Problem statement:
Copy every line of the records below character for character, leaving nothing out and changing nothing.
++++++++
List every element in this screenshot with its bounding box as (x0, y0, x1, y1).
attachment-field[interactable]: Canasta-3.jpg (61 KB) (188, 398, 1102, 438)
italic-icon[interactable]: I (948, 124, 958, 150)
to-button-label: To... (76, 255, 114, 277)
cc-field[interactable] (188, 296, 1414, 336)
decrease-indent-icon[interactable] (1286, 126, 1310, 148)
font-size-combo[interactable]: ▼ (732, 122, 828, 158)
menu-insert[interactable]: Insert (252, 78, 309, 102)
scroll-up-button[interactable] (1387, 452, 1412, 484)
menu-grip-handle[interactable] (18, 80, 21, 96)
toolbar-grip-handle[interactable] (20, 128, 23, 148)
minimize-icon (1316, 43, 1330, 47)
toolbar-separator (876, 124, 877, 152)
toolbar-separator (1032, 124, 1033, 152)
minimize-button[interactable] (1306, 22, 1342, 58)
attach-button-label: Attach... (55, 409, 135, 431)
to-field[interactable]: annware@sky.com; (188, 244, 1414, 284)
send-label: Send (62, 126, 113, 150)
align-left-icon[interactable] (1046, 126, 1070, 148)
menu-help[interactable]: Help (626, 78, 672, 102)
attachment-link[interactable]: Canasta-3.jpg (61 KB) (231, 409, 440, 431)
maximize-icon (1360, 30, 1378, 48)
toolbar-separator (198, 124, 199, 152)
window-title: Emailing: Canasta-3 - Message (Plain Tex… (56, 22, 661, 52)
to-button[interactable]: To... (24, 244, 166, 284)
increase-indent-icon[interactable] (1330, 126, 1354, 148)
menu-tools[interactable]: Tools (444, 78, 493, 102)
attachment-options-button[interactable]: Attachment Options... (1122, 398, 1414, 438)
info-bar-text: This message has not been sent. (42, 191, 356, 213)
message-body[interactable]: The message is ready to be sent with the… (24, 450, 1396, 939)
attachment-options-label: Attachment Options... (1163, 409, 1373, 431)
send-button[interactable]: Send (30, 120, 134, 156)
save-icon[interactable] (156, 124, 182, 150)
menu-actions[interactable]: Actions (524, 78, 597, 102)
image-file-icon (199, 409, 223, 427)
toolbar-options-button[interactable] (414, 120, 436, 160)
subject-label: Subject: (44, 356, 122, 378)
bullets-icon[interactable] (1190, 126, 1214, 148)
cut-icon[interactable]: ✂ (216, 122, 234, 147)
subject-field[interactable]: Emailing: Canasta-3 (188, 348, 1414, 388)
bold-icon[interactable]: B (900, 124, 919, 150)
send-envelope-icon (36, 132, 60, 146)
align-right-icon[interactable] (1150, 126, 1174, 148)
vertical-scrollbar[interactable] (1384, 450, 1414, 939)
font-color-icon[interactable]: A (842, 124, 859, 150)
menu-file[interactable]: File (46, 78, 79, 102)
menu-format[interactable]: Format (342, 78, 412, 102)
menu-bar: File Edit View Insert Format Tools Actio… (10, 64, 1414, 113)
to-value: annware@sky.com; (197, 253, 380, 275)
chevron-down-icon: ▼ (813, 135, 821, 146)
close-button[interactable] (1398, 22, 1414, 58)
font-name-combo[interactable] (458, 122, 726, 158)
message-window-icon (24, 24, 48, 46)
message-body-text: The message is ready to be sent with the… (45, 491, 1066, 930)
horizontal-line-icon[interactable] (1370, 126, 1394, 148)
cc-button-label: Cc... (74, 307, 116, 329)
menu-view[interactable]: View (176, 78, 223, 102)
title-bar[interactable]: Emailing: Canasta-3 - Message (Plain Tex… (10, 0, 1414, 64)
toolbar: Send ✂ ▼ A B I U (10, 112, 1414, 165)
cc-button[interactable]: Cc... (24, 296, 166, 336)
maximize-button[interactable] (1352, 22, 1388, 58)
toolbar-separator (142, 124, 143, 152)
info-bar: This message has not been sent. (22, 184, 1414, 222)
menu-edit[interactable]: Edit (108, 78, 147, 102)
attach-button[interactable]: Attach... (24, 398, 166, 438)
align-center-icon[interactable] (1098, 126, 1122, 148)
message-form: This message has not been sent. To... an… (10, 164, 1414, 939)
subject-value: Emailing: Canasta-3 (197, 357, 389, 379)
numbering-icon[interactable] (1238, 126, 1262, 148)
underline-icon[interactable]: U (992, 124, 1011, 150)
++++++++
Final answer:
List every element in this screenshot with its bounding box as (x0, y0, x1, y1).
attachment-field[interactable]: Canasta-3.jpg (61 KB) (188, 398, 1102, 438)
italic-icon[interactable]: I (948, 124, 958, 150)
to-button-label: To... (76, 255, 114, 277)
cc-field[interactable] (188, 296, 1414, 336)
decrease-indent-icon[interactable] (1286, 126, 1310, 148)
font-size-combo[interactable]: ▼ (732, 122, 828, 158)
menu-insert[interactable]: Insert (252, 78, 309, 102)
scroll-up-button[interactable] (1387, 452, 1412, 484)
menu-grip-handle[interactable] (18, 80, 21, 96)
toolbar-grip-handle[interactable] (20, 128, 23, 148)
minimize-icon (1316, 43, 1330, 47)
toolbar-separator (876, 124, 877, 152)
toolbar-separator (1032, 124, 1033, 152)
minimize-button[interactable] (1306, 22, 1342, 58)
attach-button-label: Attach... (55, 409, 135, 431)
to-field[interactable]: annware@sky.com; (188, 244, 1414, 284)
send-label: Send (62, 126, 113, 150)
align-left-icon[interactable] (1046, 126, 1070, 148)
menu-help[interactable]: Help (626, 78, 672, 102)
attachment-link[interactable]: Canasta-3.jpg (61 KB) (231, 409, 440, 431)
maximize-icon (1360, 30, 1378, 48)
toolbar-separator (198, 124, 199, 152)
window-title: Emailing: Canasta-3 - Message (Plain Tex… (56, 22, 661, 52)
to-button[interactable]: To... (24, 244, 166, 284)
increase-indent-icon[interactable] (1330, 126, 1354, 148)
menu-tools[interactable]: Tools (444, 78, 493, 102)
attachment-options-button[interactable]: Attachment Options... (1122, 398, 1414, 438)
info-bar-text: This message has not been sent. (42, 191, 356, 213)
message-body[interactable]: The message is ready to be sent with the… (24, 450, 1396, 939)
attachment-options-label: Attachment Options... (1163, 409, 1373, 431)
send-button[interactable]: Send (30, 120, 134, 156)
save-icon[interactable] (156, 124, 182, 150)
menu-actions[interactable]: Actions (524, 78, 597, 102)
image-file-icon (199, 409, 223, 427)
toolbar-options-button[interactable] (414, 120, 436, 160)
subject-label: Subject: (44, 356, 122, 378)
bullets-icon[interactable] (1190, 126, 1214, 148)
cut-icon[interactable]: ✂ (216, 122, 234, 147)
subject-field[interactable]: Emailing: Canasta-3 (188, 348, 1414, 388)
bold-icon[interactable]: B (900, 124, 919, 150)
send-envelope-icon (36, 132, 60, 146)
align-right-icon[interactable] (1150, 126, 1174, 148)
vertical-scrollbar[interactable] (1384, 450, 1414, 939)
font-color-icon[interactable]: A (842, 124, 859, 150)
menu-file[interactable]: File (46, 78, 79, 102)
menu-format[interactable]: Format (342, 78, 412, 102)
menu-bar: File Edit View Insert Format Tools Actio… (10, 64, 1414, 113)
to-value: annware@sky.com; (197, 253, 380, 275)
chevron-down-icon: ▼ (813, 135, 821, 146)
close-button[interactable] (1398, 22, 1414, 58)
font-name-combo[interactable] (458, 122, 726, 158)
message-window-icon (24, 24, 48, 46)
message-body-text: The message is ready to be sent with the… (45, 491, 1066, 930)
horizontal-line-icon[interactable] (1370, 126, 1394, 148)
cc-button-label: Cc... (74, 307, 116, 329)
menu-view[interactable]: View (176, 78, 223, 102)
title-bar[interactable]: Emailing: Canasta-3 - Message (Plain Tex… (10, 0, 1414, 64)
toolbar: Send ✂ ▼ A B I U (10, 112, 1414, 165)
cc-button[interactable]: Cc... (24, 296, 166, 336)
maximize-button[interactable] (1352, 22, 1388, 58)
toolbar-separator (142, 124, 143, 152)
info-bar: This message has not been sent. (22, 184, 1414, 222)
menu-edit[interactable]: Edit (108, 78, 147, 102)
attach-button[interactable]: Attach... (24, 398, 166, 438)
align-center-icon[interactable] (1098, 126, 1122, 148)
message-form: This message has not been sent. To... an… (10, 164, 1414, 939)
subject-value: Emailing: Canasta-3 (197, 357, 389, 379)
numbering-icon[interactable] (1238, 126, 1262, 148)
underline-icon[interactable]: U (992, 124, 1011, 150)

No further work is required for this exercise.